- [CONSIGNA DEL EJERCICIO]:
Presenta en una tabla Markdown, con las columnas Fila y Contenido, las líneas de los datos comenzando en el inicio y terminando en la que contiene "story-carousel: Зеркала интерьер", ambas incluidas. Omite las líneas en blanco.

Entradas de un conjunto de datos
- - - -

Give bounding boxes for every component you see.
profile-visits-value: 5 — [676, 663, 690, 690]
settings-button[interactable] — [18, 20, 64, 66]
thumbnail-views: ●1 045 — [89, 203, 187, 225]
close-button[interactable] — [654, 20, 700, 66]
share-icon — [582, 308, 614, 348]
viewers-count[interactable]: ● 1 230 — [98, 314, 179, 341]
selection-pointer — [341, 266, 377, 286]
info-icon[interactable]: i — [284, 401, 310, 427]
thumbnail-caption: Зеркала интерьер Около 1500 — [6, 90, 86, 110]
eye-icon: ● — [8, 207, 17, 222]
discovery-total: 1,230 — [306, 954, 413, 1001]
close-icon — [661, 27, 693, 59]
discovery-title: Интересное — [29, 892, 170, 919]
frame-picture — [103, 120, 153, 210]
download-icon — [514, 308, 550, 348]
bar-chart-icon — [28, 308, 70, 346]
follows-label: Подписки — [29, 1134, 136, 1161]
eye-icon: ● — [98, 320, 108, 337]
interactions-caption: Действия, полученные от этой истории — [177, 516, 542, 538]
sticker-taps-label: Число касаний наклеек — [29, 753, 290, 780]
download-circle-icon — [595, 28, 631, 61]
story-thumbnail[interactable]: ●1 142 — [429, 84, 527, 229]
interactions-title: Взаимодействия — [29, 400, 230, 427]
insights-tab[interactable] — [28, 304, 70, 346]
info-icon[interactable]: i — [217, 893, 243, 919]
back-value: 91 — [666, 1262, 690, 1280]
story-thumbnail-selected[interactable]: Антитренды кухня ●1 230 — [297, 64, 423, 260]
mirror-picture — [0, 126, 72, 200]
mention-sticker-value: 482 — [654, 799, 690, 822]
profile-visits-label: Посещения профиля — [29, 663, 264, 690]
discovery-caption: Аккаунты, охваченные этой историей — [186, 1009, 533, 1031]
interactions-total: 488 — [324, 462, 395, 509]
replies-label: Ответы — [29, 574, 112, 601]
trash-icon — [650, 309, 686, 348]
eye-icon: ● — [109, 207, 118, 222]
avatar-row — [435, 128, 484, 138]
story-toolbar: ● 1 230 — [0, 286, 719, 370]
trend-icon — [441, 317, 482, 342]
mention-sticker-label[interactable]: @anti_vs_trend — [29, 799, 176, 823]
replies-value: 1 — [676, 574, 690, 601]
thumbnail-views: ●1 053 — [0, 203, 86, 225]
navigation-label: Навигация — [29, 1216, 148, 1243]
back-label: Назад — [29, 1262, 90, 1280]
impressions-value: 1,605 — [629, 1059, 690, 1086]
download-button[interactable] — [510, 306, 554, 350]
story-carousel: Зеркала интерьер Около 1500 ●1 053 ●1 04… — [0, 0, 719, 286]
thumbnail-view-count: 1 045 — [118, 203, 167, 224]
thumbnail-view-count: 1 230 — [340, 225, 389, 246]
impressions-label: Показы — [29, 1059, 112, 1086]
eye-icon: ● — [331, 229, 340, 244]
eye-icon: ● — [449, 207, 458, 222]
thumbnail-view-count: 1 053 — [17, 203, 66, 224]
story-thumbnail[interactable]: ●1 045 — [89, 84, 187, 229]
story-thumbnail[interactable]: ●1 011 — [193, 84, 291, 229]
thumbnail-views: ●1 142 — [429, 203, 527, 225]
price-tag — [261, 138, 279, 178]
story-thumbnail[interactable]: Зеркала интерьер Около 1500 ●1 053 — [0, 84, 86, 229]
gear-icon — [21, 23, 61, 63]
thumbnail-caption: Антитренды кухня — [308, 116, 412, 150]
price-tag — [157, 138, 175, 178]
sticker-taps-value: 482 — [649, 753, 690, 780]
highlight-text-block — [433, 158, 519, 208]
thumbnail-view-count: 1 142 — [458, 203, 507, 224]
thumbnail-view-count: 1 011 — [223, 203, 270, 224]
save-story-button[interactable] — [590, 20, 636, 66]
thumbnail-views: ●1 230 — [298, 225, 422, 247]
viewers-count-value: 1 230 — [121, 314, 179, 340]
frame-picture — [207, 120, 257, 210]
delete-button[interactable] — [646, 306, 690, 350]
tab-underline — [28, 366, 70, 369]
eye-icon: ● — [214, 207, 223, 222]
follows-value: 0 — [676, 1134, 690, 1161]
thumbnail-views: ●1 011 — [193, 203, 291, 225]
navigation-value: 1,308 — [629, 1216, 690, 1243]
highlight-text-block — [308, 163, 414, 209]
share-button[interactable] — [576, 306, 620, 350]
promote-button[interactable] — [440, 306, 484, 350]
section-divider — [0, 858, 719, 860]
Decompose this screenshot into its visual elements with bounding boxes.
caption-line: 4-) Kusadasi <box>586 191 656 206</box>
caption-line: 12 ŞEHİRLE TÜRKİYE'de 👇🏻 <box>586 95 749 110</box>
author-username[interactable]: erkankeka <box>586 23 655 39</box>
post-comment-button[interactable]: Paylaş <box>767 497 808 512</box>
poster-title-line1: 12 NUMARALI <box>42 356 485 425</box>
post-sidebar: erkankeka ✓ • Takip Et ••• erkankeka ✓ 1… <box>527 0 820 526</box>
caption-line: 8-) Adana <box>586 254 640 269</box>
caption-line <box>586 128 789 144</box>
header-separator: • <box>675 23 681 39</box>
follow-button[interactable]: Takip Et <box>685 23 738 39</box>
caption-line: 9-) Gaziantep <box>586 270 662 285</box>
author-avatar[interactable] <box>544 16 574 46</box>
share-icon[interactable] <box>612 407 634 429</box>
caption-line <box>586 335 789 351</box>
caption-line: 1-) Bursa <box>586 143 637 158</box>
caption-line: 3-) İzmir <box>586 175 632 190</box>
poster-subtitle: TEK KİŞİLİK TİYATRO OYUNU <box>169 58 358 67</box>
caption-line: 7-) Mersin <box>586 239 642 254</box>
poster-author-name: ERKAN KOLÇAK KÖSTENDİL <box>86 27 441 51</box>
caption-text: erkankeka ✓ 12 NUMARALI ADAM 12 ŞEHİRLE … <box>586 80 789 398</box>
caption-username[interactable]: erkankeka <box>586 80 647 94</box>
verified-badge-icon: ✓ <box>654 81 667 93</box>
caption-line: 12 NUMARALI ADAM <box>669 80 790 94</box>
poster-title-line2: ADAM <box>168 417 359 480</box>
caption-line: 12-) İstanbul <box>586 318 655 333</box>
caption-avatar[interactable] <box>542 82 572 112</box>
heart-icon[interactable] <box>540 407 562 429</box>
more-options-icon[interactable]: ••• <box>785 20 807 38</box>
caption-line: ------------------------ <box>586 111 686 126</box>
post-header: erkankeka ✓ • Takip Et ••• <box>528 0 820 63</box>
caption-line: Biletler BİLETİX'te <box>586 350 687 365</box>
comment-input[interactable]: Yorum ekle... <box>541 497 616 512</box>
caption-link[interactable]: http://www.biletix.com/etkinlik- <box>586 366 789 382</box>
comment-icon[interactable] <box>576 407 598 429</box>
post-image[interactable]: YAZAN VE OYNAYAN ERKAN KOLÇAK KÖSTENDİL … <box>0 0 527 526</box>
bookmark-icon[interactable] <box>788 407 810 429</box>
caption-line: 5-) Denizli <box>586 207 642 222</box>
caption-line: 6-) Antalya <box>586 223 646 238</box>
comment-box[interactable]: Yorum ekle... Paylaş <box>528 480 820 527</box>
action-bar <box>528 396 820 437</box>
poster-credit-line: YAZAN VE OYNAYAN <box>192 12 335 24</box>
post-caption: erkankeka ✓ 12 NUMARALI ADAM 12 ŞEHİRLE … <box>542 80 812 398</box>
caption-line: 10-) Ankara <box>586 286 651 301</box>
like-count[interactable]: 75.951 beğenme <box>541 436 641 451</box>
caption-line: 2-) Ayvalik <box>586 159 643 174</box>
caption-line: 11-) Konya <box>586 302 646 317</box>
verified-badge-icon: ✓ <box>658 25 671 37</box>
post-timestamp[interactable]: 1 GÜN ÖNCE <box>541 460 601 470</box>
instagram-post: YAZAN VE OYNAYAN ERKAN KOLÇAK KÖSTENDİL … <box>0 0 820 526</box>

- - - -

- [RESULTADO DEL EJERCICIO]:
| Fila | Contenido |
|---|---|
| 1 | Give bounding boxes for every component you see. |
| 2 | profile-visits-value: 5 — [676, 663, 690, 690] |
| 3 | settings-button[interactable] — [18, 20, 64, 66] |
| 4 | thumbnail-views: ●1 045 — [89, 203, 187, 225] |
| 5 | close-button[interactable] — [654, 20, 700, 66] |
| 6 | share-icon — [582, 308, 614, 348] |
| 7 | viewers-count[interactable]: ● 1 230 — [98, 314, 179, 341] |
| 8 | selection-pointer — [341, 266, 377, 286] |
| 9 | info-icon[interactable]: i — [284, 401, 310, 427] |
| 10 | thumbnail-caption: Зеркала интерьер Около 1500 — [6, 90, 86, 110] |
| 11 | eye-icon: ● — [8, 207, 17, 222] |
| 12 | discovery-total: 1,230 — [306, 954, 413, 1001] |
| 13 | close-icon — [661, 27, 693, 59] |
| 14 | discovery-title: Интересное — [29, 892, 170, 919] |
| 15 | frame-picture — [103, 120, 153, 210] |
| 16 | download-icon — [514, 308, 550, 348] |
| 17 | bar-chart-icon — [28, 308, 70, 346] |
| 18 | follows-label: Подписки — [29, 1134, 136, 1161] |
| 19 | eye-icon: ● — [98, 320, 108, 337] |
| 20 | interactions-caption: Действия, полученные от этой истории — [177, 516, 542, 538] |
| 21 | sticker-taps-label: Число касаний наклеек — [29, 753, 290, 780] |
| 22 | download-circle-icon — [595, 28, 631, 61] |
| 23 | story-thumbnail[interactable]: ●1 142 — [429, 84, 527, 229] |
| 24 | interactions-title: Взаимодействия — [29, 400, 230, 427] |
| 25 | insights-tab[interactable] — [28, 304, 70, 346] |
| 26 | info-icon[interactable]: i — [217, 893, 243, 919] |
| 27 | back-value: 91 — [666, 1262, 690, 1280] |
| 28 | story-thumbnail-selected[interactable]: Антитренды кухня ●1 230 — [297, 64, 423, 260] |
| 29 | mirror-picture — [0, 126, 72, 200] |
| 30 | mention-sticker-value: 482 — [654, 799, 690, 822] |
| 31 | profile-visits-label: Посещения профиля — [29, 663, 264, 690] |
| 32 | discovery-caption: Аккаунты, охваченные этой историей — [186, 1009, 533, 1031] |
| 33 | interactions-total: 488 — [324, 462, 395, 509] |
| 34 | replies-label: Ответы — [29, 574, 112, 601] |
| 35 | trash-icon — [650, 309, 686, 348] |
| 36 | eye-icon: ● — [109, 207, 118, 222] |
| 37 | avatar-row — [435, 128, 484, 138] |
| 38 | story-toolbar: ● 1 230 — [0, 286, 719, 370] |
| 39 | trend-icon — [441, 317, 482, 342] |
| 40 | mention-sticker-label[interactable]: @anti_vs_trend — [29, 799, 176, 823] |
| 41 | replies-value: 1 — [676, 574, 690, 601] |
| 42 | thumbnail-views: ●1 053 — [0, 203, 86, 225] |
| 43 | navigation-label: Навигация — [29, 1216, 148, 1243] |
| 44 | back-label: Назад — [29, 1262, 90, 1280] |
| 45 | impressions-value: 1,605 — [629, 1059, 690, 1086] |
| 46 | download-button[interactable] — [510, 306, 554, 350] |
| 47 | story-carousel: Зеркала интерьер Около 1500 ●1 053 ●1 04… — [0, 0, 719, 286] |